- YOUR GOAL
Collect all lines from the records below that include the word "okresie".

------ EXTRACTED MATERIAL

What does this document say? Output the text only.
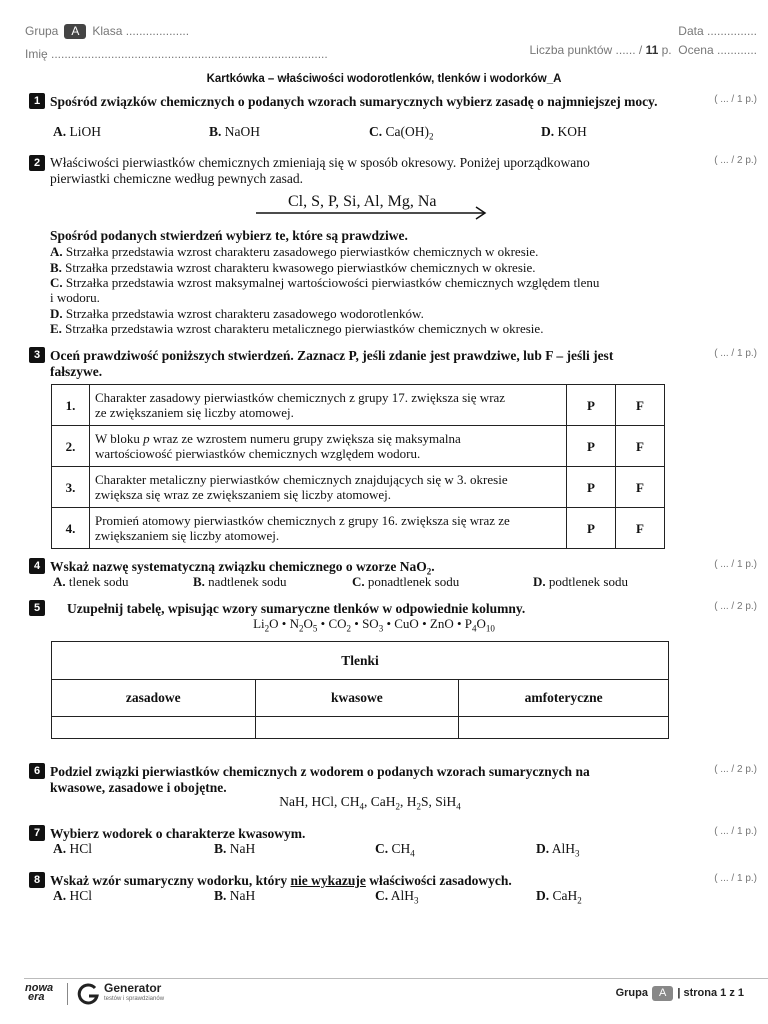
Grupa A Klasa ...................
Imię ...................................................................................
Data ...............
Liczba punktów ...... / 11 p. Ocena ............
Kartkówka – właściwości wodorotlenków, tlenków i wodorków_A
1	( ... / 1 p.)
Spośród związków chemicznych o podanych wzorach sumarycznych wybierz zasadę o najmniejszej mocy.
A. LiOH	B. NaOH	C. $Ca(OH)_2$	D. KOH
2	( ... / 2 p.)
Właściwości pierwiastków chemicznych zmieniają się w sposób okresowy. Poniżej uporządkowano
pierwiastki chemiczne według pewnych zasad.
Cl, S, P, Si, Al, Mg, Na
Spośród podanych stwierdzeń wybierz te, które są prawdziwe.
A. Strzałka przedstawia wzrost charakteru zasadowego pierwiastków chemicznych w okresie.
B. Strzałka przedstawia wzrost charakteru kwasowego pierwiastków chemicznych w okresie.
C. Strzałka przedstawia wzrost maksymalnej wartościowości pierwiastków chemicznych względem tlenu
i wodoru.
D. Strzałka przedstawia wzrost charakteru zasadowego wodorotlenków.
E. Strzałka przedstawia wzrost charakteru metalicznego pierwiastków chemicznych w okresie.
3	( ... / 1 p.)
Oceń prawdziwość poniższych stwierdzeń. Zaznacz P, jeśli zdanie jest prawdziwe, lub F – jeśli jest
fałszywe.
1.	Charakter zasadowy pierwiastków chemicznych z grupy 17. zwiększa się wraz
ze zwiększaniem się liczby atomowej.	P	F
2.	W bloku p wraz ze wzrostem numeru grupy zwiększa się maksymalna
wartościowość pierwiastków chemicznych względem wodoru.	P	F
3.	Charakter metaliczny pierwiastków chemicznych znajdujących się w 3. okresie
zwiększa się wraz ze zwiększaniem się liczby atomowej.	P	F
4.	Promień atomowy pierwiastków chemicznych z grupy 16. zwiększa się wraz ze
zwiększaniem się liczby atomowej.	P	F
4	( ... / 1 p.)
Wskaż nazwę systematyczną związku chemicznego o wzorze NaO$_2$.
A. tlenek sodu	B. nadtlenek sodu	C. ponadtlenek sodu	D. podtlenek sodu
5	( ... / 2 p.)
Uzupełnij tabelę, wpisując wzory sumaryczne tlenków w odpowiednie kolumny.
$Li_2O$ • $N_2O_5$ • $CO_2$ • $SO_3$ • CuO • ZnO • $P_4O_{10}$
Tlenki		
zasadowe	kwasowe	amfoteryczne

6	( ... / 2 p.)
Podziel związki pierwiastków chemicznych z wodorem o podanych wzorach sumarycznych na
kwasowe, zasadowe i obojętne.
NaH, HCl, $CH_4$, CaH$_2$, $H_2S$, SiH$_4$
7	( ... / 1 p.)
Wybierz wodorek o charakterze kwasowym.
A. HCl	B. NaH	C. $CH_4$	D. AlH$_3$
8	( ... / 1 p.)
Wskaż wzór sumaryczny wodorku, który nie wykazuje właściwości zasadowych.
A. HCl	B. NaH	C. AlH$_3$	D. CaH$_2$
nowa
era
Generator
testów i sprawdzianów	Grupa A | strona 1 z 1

------------
------ EXTRACTED MATERIAL

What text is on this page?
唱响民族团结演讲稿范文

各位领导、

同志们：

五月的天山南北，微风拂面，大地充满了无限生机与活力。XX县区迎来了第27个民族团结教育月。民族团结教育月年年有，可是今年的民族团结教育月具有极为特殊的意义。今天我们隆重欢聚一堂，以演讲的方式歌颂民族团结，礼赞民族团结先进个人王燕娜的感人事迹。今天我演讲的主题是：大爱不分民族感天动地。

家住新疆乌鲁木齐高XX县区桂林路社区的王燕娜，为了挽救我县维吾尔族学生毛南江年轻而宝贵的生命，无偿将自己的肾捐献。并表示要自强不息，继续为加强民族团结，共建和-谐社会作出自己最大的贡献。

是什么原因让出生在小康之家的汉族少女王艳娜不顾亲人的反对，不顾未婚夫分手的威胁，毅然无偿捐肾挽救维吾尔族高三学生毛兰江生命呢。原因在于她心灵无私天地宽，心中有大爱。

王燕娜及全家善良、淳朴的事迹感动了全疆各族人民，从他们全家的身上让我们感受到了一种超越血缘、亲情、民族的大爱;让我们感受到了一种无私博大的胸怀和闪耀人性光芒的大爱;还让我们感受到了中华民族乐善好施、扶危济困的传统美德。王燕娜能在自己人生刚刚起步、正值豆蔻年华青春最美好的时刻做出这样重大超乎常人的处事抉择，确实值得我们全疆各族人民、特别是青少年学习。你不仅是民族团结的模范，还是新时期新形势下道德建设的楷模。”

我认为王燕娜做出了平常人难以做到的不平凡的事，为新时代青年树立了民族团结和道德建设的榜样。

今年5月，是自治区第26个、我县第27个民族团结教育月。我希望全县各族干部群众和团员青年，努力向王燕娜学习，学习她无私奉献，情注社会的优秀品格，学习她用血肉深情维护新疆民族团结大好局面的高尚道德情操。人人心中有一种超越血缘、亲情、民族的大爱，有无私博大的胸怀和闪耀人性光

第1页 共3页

------------
------ EXTRACTED MATERIAL

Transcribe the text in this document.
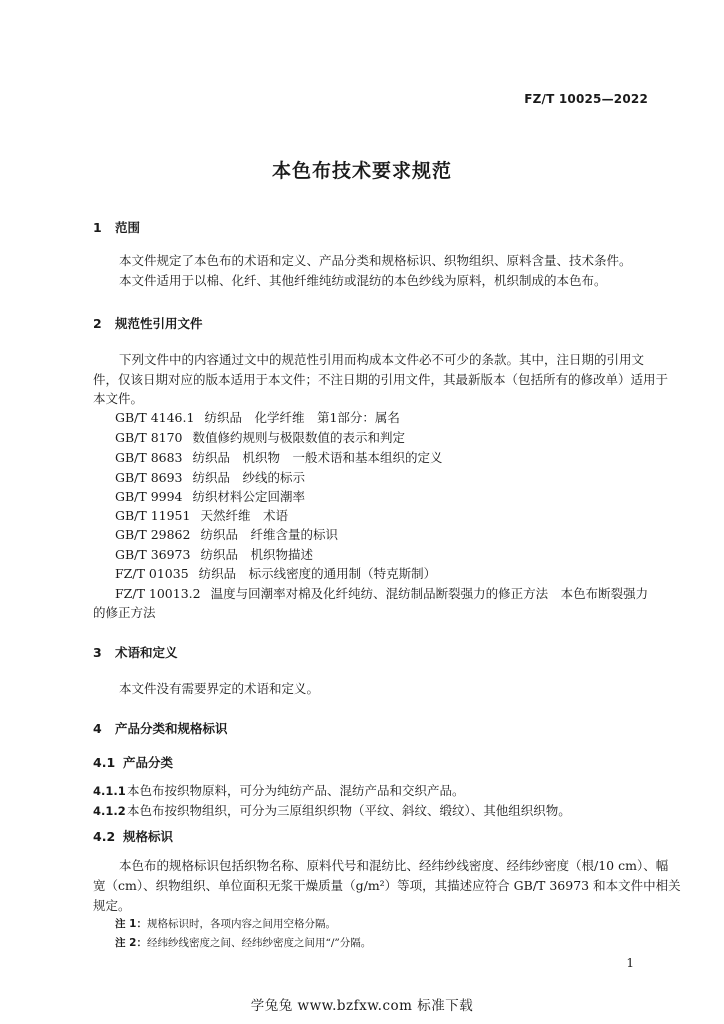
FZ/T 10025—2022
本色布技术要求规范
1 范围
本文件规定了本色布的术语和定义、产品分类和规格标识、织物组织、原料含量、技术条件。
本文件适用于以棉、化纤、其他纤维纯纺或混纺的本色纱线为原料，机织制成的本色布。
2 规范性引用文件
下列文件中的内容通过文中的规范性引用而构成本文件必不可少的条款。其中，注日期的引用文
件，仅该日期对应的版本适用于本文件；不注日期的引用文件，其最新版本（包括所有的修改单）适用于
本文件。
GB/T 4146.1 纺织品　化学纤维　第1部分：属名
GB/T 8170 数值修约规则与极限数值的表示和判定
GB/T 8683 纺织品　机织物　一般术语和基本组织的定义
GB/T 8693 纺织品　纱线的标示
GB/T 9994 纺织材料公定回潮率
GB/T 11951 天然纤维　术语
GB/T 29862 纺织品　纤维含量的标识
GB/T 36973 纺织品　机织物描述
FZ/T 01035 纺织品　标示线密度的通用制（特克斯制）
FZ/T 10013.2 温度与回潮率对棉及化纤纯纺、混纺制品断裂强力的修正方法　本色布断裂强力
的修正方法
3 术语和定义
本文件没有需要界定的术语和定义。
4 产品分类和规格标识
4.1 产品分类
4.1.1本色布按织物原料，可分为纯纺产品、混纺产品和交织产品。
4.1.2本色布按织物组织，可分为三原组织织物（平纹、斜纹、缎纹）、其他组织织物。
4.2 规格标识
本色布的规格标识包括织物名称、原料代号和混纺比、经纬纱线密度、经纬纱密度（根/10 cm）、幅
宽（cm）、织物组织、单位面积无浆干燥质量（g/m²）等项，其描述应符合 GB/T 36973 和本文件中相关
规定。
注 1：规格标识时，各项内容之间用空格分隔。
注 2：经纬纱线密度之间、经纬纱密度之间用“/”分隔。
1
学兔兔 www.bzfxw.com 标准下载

------------

- RESULT BELOW
A. Strzałka przedstawia wzrost charakteru zasadowego pierwiastków chemicznych w okresie.
B. Strzałka przedstawia wzrost charakteru kwasowego pierwiastków chemicznych w okresie.
E. Strzałka przedstawia wzrost charakteru metalicznego pierwiastków chemicznych w okresie.
3.	Charakter metaliczny pierwiastków chemicznych znajdujących się w 3. okresie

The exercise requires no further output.